_Set problem_
Report how many lines contain "grid", with no other words.

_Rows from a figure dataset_
◇ ◇ ◇ ◇ ◇

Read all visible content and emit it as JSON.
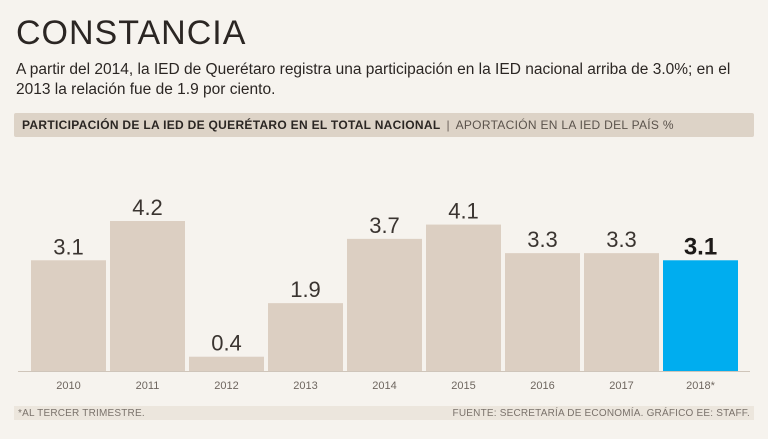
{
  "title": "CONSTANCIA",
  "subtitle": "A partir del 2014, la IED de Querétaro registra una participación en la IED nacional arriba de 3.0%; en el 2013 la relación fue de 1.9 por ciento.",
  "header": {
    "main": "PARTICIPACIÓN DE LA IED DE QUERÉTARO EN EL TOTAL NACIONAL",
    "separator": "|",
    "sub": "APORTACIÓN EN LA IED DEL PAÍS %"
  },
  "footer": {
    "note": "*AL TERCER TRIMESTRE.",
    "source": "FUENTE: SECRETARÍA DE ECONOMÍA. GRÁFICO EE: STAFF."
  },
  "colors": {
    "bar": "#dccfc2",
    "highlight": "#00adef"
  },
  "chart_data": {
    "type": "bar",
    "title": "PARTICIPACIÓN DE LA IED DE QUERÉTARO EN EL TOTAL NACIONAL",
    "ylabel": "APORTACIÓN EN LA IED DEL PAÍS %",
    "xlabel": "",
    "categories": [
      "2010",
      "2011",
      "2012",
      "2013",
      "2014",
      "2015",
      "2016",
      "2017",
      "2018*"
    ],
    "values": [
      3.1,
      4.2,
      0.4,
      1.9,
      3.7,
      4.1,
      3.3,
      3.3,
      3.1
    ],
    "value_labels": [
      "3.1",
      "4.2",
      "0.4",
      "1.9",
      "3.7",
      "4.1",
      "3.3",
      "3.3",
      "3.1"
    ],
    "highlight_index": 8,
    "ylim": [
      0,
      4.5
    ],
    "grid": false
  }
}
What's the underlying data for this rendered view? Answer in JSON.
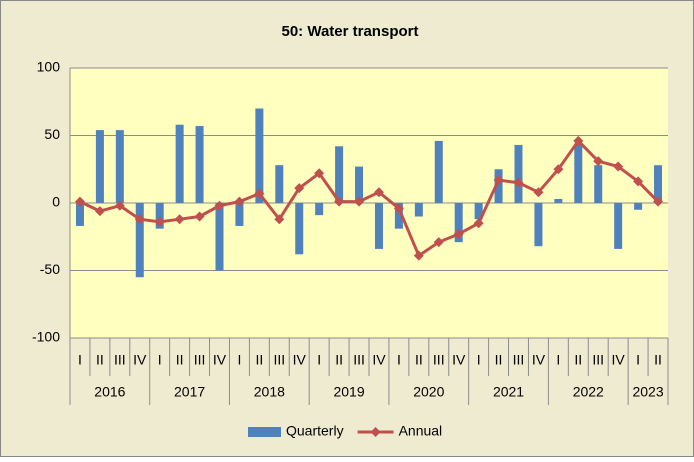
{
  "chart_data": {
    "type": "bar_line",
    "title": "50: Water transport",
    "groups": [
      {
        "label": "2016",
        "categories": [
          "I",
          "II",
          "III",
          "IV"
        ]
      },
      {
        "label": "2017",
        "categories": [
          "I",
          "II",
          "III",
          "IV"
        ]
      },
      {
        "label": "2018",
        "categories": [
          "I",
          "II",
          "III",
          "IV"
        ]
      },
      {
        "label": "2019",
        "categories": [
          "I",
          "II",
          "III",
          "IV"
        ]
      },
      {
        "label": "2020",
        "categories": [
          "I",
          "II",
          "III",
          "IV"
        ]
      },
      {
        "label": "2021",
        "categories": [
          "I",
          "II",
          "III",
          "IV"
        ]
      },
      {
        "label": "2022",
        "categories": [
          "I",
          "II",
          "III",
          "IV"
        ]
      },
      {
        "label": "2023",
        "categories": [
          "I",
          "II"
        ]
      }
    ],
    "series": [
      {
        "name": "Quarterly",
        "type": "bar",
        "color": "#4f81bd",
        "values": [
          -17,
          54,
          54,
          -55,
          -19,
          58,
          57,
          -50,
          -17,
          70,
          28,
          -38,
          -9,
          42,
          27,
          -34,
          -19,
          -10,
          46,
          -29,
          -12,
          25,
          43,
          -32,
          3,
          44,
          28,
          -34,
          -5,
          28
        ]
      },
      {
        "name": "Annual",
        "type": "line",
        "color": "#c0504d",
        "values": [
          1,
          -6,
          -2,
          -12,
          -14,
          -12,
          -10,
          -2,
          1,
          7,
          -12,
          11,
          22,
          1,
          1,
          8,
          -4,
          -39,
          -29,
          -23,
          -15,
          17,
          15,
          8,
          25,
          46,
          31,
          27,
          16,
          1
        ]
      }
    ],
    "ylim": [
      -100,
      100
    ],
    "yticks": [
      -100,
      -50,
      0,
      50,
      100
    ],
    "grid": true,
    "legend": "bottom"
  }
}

◇ ◇ ◇ ◇ ◇

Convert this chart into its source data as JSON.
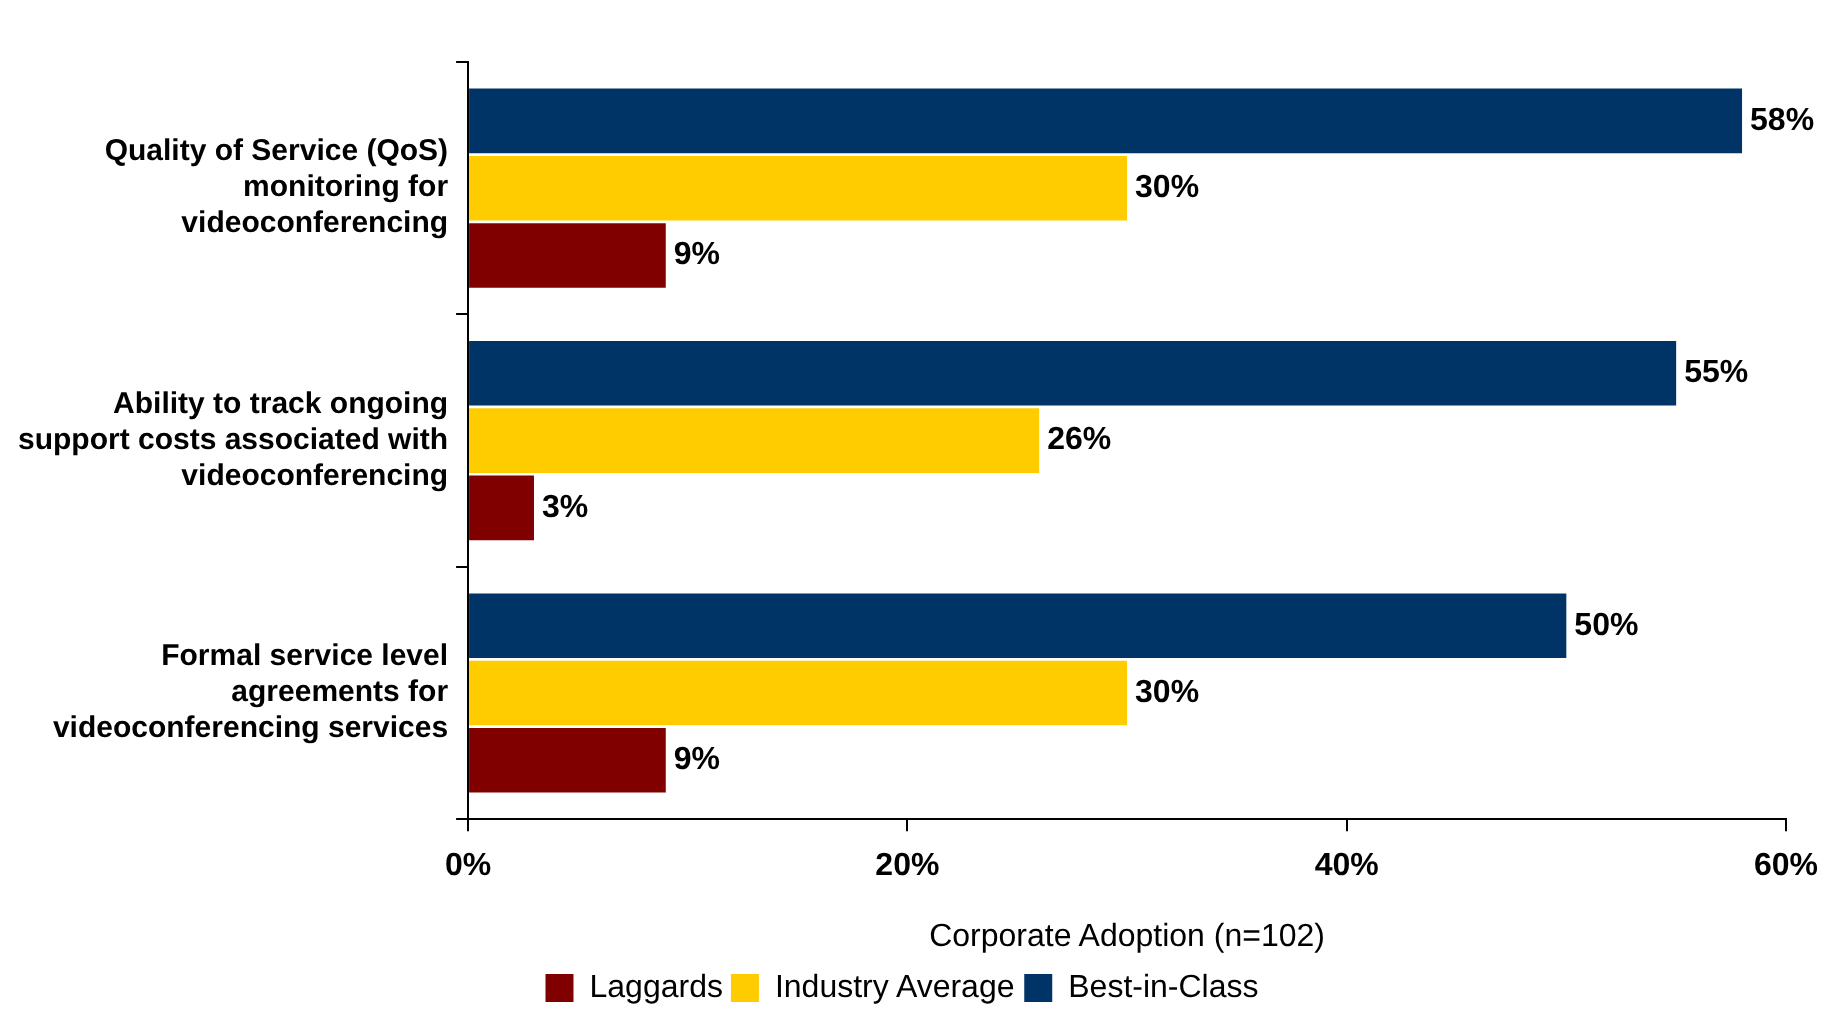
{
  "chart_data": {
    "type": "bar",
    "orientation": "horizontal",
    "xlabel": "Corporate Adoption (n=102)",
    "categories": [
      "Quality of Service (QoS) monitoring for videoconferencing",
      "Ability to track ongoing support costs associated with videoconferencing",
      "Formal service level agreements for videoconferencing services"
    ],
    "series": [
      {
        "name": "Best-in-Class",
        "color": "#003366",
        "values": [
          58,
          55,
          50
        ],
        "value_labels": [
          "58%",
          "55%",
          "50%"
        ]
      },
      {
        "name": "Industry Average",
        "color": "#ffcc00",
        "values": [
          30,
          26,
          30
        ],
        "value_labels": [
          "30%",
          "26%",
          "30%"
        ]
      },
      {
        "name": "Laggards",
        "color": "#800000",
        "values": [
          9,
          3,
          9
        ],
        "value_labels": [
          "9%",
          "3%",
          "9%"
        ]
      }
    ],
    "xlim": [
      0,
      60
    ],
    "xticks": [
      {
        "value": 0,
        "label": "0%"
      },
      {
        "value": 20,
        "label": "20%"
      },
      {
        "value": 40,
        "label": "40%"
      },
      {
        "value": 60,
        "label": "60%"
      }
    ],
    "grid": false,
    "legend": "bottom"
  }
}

◇ ◇ ◇ ◇ ◇

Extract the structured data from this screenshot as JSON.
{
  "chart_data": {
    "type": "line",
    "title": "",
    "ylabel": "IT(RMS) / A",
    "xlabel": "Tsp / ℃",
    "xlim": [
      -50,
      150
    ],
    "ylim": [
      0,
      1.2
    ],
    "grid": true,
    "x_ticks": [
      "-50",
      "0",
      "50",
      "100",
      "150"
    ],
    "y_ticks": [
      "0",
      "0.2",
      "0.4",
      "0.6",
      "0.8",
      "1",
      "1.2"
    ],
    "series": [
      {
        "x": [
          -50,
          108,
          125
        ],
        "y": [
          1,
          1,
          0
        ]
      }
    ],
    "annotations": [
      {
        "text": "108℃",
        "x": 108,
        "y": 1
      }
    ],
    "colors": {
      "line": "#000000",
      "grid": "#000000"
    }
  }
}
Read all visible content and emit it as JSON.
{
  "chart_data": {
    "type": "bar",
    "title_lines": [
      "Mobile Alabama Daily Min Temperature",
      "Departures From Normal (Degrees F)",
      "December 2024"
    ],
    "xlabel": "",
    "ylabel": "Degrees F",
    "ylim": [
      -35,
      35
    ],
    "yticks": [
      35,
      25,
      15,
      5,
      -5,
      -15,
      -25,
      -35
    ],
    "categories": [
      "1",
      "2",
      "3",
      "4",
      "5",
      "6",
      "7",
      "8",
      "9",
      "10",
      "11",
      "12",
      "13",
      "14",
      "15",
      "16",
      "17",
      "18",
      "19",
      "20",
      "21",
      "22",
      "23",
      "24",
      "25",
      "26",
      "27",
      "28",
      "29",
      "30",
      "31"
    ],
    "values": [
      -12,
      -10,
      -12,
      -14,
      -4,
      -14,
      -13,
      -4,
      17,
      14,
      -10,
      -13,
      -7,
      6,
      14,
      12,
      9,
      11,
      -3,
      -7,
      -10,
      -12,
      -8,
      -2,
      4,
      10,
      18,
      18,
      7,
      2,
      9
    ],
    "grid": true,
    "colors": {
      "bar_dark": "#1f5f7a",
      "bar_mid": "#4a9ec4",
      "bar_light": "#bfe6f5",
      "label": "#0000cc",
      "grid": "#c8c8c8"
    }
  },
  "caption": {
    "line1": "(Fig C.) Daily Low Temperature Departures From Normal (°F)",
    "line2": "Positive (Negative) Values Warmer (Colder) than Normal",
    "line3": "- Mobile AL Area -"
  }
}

◇ ◇ ◇ ◇ ◇

_Solution for this problem_
7